#### [GIVEN REQUEST]
Pick out each line with the word "Rocky" from the material that follows.

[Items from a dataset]
============================================================
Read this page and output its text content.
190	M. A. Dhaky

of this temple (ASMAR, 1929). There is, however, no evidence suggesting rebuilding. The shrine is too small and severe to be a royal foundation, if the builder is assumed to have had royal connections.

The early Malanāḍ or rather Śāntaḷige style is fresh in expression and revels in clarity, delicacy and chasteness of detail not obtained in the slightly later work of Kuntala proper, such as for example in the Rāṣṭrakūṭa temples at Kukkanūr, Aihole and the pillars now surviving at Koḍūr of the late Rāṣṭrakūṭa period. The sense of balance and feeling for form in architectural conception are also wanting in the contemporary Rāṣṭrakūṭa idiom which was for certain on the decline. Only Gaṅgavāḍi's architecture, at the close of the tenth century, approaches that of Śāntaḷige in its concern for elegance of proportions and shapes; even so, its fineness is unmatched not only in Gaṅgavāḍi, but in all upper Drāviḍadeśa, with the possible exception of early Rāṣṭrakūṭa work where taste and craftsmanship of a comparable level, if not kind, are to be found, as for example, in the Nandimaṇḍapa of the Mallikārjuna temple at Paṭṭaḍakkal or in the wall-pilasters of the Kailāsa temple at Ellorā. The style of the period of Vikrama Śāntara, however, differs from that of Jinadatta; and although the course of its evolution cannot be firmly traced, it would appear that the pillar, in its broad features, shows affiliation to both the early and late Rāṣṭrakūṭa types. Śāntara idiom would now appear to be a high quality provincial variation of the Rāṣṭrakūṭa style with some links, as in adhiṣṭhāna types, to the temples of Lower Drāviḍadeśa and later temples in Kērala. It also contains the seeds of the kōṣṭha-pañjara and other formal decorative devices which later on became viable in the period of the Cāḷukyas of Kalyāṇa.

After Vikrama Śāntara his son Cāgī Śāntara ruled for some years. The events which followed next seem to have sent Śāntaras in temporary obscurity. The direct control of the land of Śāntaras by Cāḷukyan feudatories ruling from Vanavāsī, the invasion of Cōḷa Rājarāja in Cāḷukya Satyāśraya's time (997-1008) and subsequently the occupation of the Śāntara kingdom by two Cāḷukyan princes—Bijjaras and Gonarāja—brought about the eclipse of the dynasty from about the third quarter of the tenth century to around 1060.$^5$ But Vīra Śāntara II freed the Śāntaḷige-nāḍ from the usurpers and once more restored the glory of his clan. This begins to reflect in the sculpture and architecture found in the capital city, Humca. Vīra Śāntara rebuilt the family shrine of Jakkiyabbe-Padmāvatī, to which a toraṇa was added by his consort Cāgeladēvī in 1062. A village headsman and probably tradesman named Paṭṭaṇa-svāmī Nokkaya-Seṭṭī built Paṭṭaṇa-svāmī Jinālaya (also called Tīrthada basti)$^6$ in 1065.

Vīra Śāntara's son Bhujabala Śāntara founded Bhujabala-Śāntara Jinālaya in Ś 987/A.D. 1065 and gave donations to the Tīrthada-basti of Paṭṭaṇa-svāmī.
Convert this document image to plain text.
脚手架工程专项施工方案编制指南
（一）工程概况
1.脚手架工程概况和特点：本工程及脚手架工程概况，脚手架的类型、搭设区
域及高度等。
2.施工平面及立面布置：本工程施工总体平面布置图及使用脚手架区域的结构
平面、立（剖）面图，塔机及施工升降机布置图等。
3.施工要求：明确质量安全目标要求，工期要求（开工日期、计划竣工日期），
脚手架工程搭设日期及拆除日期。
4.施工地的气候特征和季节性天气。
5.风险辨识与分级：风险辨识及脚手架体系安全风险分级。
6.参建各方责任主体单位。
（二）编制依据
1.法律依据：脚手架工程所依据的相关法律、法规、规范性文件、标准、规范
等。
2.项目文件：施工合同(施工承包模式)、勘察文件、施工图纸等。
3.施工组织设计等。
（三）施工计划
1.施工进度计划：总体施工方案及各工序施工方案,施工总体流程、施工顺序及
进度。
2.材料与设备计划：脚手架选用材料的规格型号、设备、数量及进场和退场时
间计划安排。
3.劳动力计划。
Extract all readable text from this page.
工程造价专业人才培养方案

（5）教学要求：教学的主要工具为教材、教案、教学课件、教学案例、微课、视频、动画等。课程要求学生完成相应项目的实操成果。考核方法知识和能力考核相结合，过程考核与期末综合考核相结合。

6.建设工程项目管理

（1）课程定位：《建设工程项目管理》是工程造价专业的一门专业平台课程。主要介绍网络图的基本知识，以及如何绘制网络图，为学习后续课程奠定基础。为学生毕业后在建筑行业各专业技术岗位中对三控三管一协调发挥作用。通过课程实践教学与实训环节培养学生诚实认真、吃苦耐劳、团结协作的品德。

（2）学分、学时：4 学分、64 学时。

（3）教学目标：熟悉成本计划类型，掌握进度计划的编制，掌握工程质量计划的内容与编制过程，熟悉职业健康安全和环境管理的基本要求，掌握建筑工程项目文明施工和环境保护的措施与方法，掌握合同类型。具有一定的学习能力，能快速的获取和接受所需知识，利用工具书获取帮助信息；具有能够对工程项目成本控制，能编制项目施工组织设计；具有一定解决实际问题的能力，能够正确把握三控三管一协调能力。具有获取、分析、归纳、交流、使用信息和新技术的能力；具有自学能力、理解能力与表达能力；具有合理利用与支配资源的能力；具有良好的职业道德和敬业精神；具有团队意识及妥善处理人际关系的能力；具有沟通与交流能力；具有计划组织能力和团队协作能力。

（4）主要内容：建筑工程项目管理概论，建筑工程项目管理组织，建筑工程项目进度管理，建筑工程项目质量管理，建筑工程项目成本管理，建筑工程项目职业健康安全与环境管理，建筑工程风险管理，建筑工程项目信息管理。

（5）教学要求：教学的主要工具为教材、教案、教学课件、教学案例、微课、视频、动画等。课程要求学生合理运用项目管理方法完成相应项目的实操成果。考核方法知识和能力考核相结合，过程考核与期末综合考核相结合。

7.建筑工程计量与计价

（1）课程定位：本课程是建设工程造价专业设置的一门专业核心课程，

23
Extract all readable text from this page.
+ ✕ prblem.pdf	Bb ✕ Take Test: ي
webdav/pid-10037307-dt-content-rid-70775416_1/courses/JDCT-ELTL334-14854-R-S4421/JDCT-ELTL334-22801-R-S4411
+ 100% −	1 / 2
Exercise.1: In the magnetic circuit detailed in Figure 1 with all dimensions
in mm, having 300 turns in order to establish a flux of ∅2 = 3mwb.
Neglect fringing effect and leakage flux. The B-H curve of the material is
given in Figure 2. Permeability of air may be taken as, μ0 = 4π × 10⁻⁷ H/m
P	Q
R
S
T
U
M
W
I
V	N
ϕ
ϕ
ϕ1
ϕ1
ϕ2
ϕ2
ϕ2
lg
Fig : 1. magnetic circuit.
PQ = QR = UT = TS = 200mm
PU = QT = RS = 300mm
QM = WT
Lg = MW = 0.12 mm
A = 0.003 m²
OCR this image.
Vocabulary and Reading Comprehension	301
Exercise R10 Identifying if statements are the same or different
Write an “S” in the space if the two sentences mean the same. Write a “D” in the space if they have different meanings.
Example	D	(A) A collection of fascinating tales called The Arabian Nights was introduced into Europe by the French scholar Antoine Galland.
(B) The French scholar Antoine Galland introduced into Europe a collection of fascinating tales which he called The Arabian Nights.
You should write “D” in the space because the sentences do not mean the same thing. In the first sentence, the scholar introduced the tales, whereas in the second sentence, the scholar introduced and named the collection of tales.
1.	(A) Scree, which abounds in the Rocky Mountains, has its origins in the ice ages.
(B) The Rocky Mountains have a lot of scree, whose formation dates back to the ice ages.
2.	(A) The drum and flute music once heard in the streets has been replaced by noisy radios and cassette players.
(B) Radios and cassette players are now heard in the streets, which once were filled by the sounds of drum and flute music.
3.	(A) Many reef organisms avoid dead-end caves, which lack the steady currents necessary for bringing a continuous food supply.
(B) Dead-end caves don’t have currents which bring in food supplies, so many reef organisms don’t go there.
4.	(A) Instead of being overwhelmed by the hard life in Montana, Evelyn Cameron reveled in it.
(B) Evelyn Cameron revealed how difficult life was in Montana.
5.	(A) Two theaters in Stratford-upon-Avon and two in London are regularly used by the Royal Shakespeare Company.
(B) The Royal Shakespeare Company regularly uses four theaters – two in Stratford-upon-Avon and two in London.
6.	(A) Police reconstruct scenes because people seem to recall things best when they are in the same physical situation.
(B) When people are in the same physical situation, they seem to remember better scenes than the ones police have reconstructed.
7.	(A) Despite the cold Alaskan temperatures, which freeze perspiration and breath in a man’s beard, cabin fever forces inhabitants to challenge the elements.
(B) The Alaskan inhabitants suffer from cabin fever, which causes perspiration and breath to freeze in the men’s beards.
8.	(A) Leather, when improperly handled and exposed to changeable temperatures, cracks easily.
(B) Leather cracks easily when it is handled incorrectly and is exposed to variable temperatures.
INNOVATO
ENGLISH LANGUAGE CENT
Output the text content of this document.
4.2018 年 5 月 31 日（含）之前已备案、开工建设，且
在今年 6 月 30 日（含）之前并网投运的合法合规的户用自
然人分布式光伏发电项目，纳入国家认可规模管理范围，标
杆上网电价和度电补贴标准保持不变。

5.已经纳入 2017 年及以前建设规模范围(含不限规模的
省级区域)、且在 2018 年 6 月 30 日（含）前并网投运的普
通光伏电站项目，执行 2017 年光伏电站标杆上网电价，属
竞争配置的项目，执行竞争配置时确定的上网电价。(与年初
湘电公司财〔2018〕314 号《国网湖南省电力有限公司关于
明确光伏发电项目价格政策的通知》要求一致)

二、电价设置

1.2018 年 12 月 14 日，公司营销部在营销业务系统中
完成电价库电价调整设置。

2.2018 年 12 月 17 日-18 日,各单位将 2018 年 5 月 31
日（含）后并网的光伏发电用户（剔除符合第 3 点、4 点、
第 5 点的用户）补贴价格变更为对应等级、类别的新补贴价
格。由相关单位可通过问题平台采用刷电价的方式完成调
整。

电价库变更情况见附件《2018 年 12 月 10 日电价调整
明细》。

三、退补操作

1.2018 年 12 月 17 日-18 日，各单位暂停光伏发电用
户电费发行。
============================================================
#### [RESULT FOR THIS EXERCISE]
1.	(A) Scree, which abounds in the Rocky Mountains, has its origins in the ice ages.
(B) The Rocky Mountains have a lot of scree, whose formation dates back to the ice ages.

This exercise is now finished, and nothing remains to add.